Work to complete
Pick out the lines below that contain the string "Plank" and copy them all.

Supplied material
******************************

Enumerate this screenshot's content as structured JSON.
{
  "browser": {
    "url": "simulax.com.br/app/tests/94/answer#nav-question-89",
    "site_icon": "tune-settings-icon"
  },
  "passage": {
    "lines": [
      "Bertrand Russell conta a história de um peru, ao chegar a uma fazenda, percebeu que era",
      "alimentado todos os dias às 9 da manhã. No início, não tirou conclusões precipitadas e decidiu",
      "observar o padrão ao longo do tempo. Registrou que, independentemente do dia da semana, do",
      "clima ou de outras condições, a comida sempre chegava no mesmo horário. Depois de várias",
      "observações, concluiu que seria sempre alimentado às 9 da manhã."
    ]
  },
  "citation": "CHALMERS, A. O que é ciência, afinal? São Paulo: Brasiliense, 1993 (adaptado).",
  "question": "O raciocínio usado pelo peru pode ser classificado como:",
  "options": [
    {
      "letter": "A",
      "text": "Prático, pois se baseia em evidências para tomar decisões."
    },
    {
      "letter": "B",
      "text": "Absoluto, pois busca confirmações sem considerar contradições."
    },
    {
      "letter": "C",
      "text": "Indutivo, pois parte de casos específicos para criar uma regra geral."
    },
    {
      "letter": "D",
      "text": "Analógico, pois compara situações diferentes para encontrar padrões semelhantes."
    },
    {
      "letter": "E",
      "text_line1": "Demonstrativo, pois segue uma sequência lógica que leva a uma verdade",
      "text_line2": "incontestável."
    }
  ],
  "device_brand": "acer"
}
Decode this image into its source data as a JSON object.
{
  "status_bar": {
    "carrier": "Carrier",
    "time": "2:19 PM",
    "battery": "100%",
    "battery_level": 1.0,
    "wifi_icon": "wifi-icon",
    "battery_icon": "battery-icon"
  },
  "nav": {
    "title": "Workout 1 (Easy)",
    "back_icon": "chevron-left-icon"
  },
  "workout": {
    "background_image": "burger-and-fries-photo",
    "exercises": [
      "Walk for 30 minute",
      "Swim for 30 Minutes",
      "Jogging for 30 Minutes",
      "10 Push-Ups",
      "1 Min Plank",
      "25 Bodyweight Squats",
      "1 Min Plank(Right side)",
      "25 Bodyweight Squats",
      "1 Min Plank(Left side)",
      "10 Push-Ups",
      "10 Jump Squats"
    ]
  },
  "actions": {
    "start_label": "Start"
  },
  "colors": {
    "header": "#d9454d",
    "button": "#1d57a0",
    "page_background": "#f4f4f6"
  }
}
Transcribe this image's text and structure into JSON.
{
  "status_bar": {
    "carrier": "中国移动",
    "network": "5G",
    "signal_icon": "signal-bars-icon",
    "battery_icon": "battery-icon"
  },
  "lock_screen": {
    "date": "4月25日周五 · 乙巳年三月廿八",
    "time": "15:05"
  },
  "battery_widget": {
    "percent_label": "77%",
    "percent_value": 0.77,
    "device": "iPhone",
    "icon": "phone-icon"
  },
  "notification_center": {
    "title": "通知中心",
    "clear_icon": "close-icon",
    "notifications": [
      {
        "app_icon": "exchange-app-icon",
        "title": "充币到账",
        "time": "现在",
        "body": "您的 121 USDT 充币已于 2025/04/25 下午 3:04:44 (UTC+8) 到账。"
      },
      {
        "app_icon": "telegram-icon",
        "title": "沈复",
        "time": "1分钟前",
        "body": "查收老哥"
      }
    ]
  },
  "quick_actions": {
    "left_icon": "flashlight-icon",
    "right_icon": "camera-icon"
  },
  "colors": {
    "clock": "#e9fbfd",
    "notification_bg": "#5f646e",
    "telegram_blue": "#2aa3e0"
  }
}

******************************

Output for this exercise
      "1 Min Plank",
      "1 Min Plank(Right side)",
      "1 Min Plank(Left side)",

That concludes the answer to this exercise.